- Direction -
Select every line holding the word "range" and copy it.

---------- Material for this task

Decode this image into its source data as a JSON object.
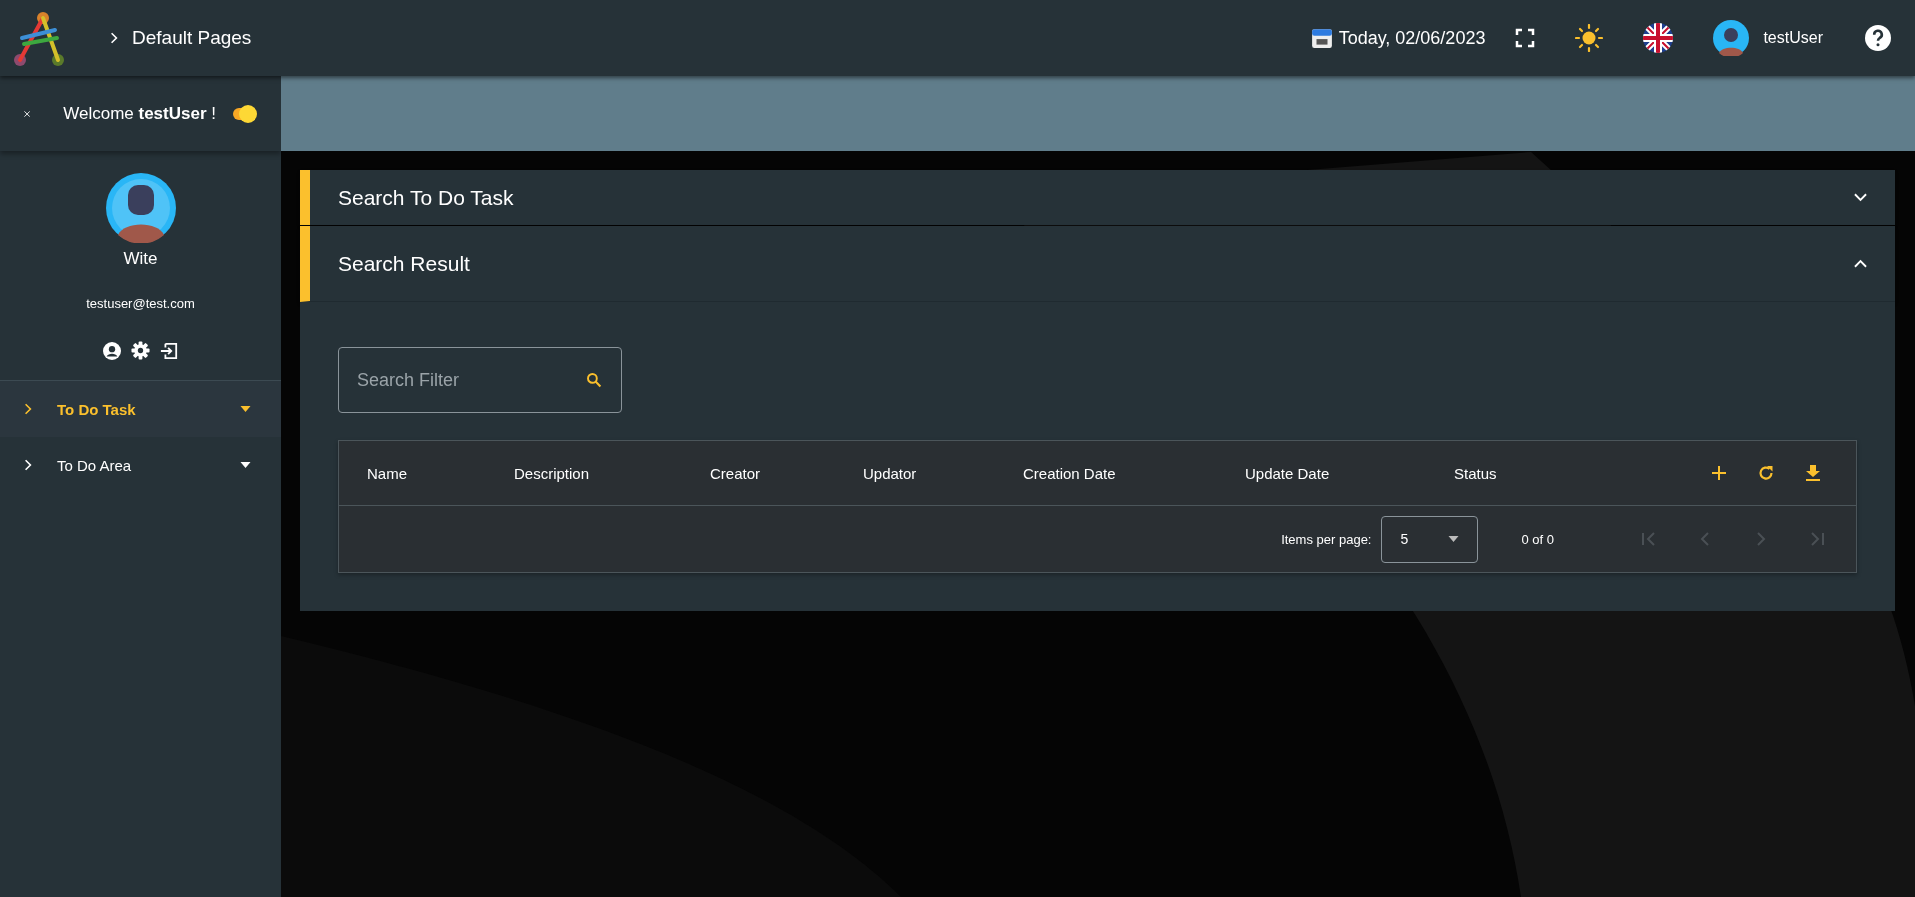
{
  "header": {
    "breadcrumb": "Default Pages",
    "date": "Today, 02/06/2023",
    "user": "testUser"
  },
  "sidebar": {
    "welcome": "Welcome **testUser** !",
    "theme_toggle": {
      "on": true
    },
    "profile": {
      "name": "Wite",
      "email": "testuser@test.com"
    },
    "items": [
      {
        "label": "To Do Task",
        "selected": true
      },
      {
        "label": "To Do Area",
        "selected": false
      }
    ]
  },
  "panels": [
    {
      "title": "Search To Do Task",
      "expanded": false
    },
    {
      "title": "Search Result",
      "expanded": true
    }
  ],
  "search": {
    "placeholder": "Search Filter"
  },
  "table": {
    "columns": [
      "Name",
      "Description",
      "Creator",
      "Updator",
      "Creation Date",
      "Update Date",
      "Status"
    ]
  },
  "paginator": {
    "label": "Items per page:",
    "page_size": "5",
    "range": "0 of 0",
    "buttons": [
      {
        "kind": "first",
        "disabled": true
      },
      {
        "kind": "prev",
        "disabled": true
      },
      {
        "kind": "next",
        "disabled": true
      },
      {
        "kind": "last",
        "disabled": true
      }
    ]
  }
}
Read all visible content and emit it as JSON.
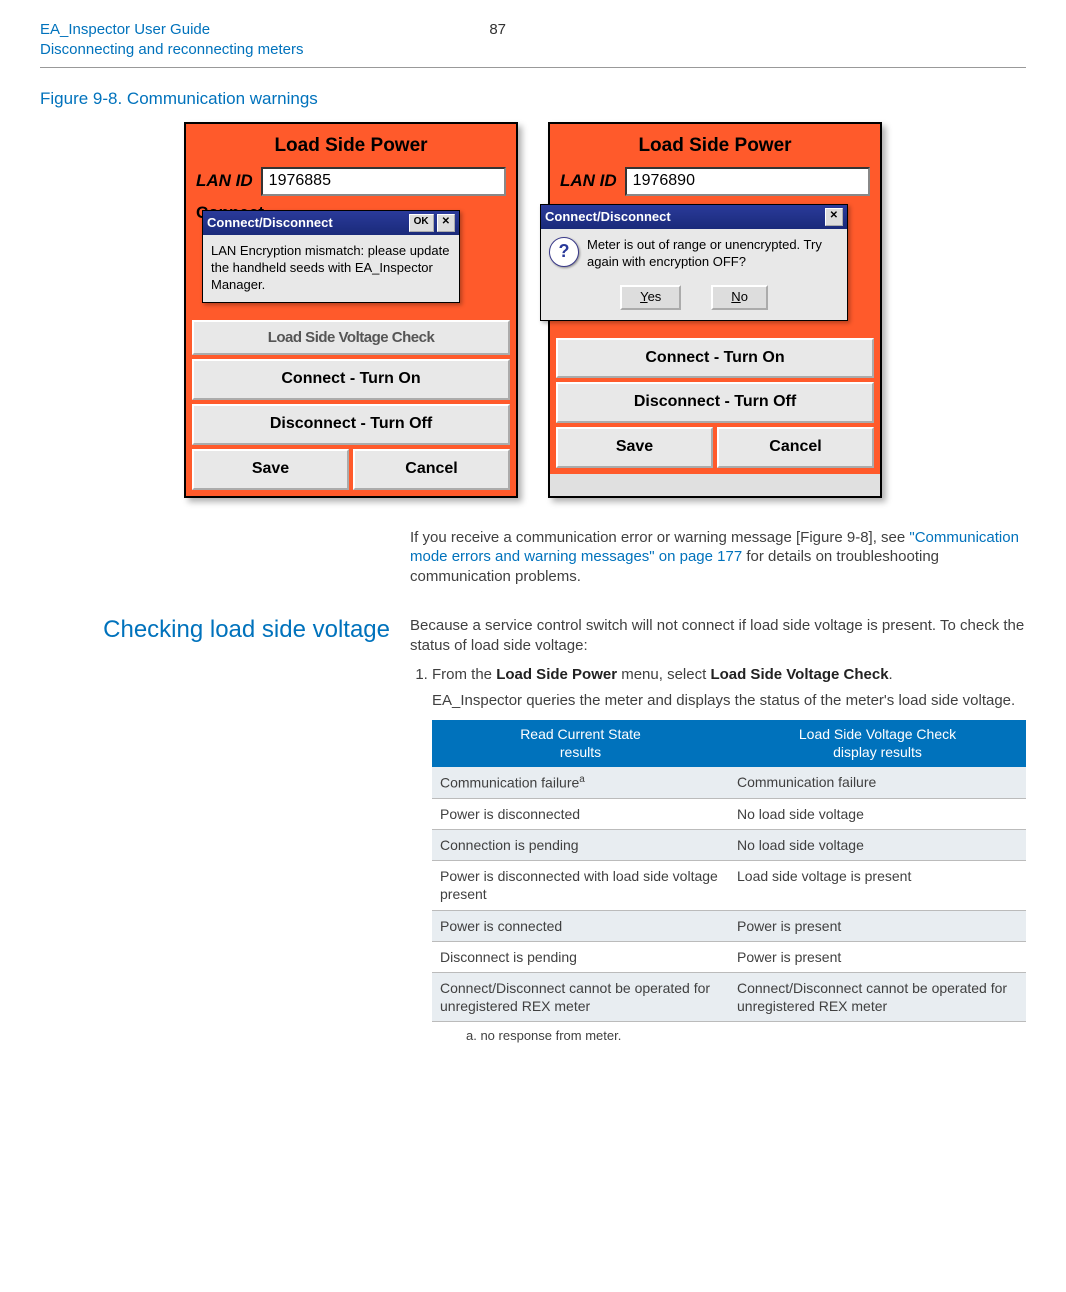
{
  "header": {
    "line1": "EA_Inspector User Guide",
    "line2": "Disconnecting and reconnecting meters",
    "page_number": "87"
  },
  "figure": {
    "caption": "Figure 9-8. Communication warnings",
    "shot_common": {
      "title": "Load Side Power",
      "lan_label": "LAN ID",
      "connect_text": "Connect...",
      "obscured_btn": "Load Side Voltage Check",
      "btn_connect": "Connect - Turn On",
      "btn_disconnect": "Disconnect - Turn Off",
      "btn_save": "Save",
      "btn_cancel": "Cancel"
    },
    "shot_left": {
      "lan_value": "1976885",
      "modal_title": "Connect/Disconnect",
      "modal_ok": "OK",
      "modal_msg": "LAN Encryption mismatch: please update the handheld seeds with EA_Inspector Manager."
    },
    "shot_right": {
      "lan_value": "1976890",
      "modal_title": "Connect/Disconnect",
      "modal_msg": "Meter is out of range or unencrypted. Try again with encryption OFF?",
      "yes_label": "Yes",
      "no_label": "No"
    }
  },
  "after_figure": {
    "before_link": "If you receive a communication error or warning message [Figure 9-8], see ",
    "link_text": "\"Communication mode errors and warning messages\" on page 177",
    "after_link": " for details on troubleshooting communication problems."
  },
  "section": {
    "heading": "Checking load side voltage",
    "intro": "Because a service control switch will not connect if load side voltage is present. To check the status of load side voltage:",
    "step1_pre": "From the ",
    "step1_b1": "Load Side Power",
    "step1_mid": " menu, select ",
    "step1_b2": "Load Side Voltage Check",
    "step1_post": ".",
    "step1_para": "EA_Inspector queries the meter and displays the status of the meter's load side voltage.",
    "table": {
      "th1a": "Read Current State",
      "th1b": "results",
      "th2a": "Load Side Voltage Check",
      "th2b": "display results",
      "rows": [
        {
          "c1": "Communication failure",
          "c1_sup": "a",
          "c2": "Communication failure"
        },
        {
          "c1": "Power is disconnected",
          "c2": "No load side voltage"
        },
        {
          "c1": "Connection is pending",
          "c2": "No load side voltage"
        },
        {
          "c1": "Power is disconnected with load side voltage present",
          "c2": "Load side voltage is present"
        },
        {
          "c1": "Power is connected",
          "c2": "Power is present"
        },
        {
          "c1": "Disconnect is pending",
          "c2": "Power is present"
        },
        {
          "c1": "Connect/Disconnect cannot be operated for unregistered REX meter",
          "c2": "Connect/Disconnect cannot be operated for unregistered REX meter"
        }
      ],
      "footnote": "a.  no response from meter."
    }
  }
}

--------------------

- Completed task -
    "range": "0 of 0",
      "modal_msg": "Meter is out of range or unencrypted. Try again with encryption OFF?",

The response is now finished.